WHAT THE TASK REQUIRES.
Collect each line holding the string "nganhos".

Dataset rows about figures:
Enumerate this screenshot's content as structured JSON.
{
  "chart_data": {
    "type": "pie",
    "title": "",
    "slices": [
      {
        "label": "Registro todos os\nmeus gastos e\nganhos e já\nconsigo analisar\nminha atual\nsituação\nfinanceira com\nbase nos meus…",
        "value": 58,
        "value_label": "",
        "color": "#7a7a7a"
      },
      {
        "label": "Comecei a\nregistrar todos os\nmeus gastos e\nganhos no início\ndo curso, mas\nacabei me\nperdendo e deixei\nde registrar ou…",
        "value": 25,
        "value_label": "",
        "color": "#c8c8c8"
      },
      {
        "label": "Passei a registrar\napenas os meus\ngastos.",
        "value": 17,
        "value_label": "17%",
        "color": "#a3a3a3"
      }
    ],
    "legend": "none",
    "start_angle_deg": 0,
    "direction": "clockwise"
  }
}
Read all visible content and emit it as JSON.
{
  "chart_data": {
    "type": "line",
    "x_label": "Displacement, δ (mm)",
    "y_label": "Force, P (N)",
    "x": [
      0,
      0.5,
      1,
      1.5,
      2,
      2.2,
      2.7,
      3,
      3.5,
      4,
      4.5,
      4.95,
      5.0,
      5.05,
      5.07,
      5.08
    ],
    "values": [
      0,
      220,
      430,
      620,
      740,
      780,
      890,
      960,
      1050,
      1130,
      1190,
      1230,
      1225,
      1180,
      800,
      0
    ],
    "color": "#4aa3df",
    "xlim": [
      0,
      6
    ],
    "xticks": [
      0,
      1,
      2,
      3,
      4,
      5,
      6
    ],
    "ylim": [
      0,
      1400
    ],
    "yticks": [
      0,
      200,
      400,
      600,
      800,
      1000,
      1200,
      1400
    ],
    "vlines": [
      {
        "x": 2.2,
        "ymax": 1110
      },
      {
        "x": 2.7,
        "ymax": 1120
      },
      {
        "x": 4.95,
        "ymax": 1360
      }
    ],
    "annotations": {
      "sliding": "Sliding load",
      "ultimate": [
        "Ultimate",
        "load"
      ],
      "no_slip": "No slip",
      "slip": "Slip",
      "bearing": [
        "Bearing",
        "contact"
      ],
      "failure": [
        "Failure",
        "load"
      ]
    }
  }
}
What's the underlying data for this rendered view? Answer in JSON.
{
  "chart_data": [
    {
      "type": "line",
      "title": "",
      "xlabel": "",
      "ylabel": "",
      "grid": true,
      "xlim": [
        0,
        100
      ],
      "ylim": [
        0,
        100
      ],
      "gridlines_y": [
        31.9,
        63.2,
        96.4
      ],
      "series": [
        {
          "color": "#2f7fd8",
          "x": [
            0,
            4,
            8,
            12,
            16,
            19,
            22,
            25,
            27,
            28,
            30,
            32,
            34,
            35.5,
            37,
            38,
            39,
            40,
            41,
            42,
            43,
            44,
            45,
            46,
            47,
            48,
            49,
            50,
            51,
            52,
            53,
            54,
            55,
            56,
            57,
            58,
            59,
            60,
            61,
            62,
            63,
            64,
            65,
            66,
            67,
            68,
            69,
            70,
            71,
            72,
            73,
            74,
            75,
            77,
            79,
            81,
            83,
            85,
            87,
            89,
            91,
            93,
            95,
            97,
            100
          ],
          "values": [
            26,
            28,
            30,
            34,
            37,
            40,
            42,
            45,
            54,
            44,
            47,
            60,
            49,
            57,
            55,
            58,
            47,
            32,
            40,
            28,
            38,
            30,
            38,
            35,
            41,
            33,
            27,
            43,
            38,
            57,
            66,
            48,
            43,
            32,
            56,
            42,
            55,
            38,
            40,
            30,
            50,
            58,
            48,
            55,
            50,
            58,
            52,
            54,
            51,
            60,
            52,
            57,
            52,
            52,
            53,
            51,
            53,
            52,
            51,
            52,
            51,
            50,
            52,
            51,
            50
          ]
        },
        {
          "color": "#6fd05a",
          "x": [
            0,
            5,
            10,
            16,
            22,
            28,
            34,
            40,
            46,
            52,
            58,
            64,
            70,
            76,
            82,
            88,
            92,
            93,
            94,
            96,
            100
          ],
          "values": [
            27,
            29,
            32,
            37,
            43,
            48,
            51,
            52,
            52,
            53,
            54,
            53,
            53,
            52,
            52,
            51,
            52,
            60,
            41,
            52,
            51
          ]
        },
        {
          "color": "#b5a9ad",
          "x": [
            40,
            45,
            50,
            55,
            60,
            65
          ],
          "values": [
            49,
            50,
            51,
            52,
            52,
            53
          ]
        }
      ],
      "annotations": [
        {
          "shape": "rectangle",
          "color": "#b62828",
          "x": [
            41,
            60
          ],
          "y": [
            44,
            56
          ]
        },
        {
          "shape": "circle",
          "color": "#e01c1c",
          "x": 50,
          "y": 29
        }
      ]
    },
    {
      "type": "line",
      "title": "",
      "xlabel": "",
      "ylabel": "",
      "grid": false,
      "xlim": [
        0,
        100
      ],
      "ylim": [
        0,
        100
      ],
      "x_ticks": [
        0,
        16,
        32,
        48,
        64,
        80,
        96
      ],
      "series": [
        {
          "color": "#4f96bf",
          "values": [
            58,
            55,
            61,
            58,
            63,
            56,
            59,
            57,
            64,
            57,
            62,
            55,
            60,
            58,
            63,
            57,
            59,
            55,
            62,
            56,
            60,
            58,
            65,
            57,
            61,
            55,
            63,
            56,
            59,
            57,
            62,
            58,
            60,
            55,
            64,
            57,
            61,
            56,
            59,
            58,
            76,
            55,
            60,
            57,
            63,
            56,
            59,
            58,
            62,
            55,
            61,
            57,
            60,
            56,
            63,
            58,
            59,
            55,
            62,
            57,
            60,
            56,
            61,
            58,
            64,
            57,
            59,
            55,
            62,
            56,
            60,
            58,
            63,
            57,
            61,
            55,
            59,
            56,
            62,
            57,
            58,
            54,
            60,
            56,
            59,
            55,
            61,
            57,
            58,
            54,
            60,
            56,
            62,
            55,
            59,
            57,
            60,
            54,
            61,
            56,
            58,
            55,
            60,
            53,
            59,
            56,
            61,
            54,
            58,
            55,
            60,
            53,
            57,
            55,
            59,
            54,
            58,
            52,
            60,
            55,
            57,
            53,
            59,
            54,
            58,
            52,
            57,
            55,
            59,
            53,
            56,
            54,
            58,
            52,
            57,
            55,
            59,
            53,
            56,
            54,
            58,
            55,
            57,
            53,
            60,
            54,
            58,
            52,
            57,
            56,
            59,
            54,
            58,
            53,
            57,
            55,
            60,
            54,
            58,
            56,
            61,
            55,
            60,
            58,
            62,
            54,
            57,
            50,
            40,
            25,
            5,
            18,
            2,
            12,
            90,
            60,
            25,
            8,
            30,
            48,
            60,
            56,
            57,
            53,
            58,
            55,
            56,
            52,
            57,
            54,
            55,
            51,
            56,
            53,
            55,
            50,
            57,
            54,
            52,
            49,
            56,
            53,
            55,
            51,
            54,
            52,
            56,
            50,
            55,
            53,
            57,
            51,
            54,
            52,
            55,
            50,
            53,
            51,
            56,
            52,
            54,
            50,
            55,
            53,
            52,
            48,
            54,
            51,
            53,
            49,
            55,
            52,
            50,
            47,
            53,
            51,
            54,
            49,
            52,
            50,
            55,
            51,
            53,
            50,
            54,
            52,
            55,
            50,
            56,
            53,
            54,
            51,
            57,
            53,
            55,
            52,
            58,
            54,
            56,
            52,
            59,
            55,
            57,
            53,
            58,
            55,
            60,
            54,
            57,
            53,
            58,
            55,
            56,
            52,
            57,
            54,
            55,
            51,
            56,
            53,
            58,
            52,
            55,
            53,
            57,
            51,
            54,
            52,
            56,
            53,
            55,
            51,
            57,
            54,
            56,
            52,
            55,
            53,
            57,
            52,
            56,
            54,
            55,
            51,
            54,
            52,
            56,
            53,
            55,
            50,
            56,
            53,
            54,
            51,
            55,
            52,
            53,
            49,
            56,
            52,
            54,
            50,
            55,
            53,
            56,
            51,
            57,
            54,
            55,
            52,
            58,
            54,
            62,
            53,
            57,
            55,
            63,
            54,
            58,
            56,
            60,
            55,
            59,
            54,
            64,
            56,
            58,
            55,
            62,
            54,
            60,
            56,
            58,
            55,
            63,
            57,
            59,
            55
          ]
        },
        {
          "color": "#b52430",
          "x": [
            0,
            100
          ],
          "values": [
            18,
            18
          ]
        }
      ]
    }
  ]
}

==

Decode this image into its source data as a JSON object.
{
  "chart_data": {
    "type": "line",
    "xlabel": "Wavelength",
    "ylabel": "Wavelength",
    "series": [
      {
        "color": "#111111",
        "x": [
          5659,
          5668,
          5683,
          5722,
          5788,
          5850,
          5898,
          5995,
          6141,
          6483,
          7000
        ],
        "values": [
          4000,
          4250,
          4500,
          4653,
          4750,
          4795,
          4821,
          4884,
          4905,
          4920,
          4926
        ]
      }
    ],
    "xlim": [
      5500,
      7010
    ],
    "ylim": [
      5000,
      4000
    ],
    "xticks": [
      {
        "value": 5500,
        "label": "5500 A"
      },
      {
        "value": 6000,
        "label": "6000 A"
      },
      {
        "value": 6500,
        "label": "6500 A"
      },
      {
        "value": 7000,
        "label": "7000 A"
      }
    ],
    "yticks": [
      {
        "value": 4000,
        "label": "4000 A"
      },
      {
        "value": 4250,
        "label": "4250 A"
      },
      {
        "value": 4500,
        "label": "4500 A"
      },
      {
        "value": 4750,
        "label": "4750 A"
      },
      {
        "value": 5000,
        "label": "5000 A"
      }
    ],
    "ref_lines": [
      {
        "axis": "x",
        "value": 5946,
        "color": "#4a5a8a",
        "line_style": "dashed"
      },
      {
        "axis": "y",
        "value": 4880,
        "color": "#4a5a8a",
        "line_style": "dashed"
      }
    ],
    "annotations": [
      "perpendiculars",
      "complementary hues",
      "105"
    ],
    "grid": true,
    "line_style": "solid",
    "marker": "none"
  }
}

--

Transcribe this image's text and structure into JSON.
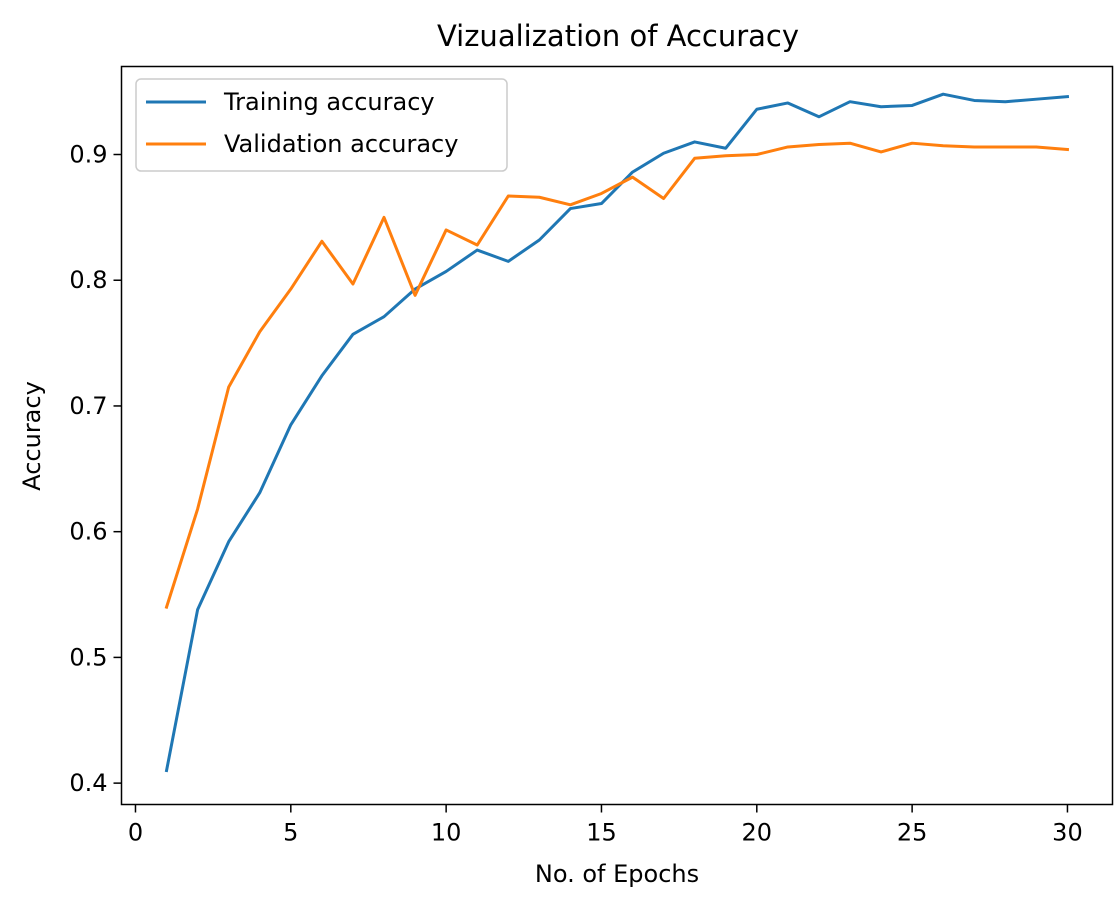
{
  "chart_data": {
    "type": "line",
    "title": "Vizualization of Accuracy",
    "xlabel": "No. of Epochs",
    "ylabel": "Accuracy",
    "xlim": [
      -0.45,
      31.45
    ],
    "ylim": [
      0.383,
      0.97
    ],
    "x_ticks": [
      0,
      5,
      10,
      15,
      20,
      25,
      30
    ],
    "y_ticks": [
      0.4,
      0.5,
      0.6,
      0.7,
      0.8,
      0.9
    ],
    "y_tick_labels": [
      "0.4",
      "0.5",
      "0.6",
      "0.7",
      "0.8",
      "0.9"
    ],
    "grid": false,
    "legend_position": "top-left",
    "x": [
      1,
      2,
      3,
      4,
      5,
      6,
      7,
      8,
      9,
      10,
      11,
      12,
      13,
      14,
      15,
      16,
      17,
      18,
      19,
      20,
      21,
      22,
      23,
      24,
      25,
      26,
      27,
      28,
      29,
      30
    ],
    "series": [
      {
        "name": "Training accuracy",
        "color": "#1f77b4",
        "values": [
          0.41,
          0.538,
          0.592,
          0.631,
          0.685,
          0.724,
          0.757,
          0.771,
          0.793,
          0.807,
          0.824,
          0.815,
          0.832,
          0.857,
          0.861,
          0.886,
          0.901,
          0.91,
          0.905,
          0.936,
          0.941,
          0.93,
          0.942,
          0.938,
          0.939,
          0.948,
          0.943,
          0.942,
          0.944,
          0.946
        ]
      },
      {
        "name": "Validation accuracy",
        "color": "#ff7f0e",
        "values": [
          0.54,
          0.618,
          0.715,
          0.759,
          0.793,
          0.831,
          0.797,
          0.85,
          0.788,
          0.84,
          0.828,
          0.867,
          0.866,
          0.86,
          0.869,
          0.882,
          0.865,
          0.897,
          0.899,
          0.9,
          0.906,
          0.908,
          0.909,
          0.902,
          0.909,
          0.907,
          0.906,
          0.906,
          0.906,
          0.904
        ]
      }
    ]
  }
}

EXPECTED ANSWER.
        "label": "Registro todos os\nmeus gastos e\nganhos e já\nconsigo analisar\nminha atual\nsituação\nfinanceira com\nbase nos meus…",
        "label": "Comecei a\nregistrar todos os\nmeus gastos e\nganhos no início\ndo curso, mas\nacabei me\nperdendo e deixei\nde registrar ou…",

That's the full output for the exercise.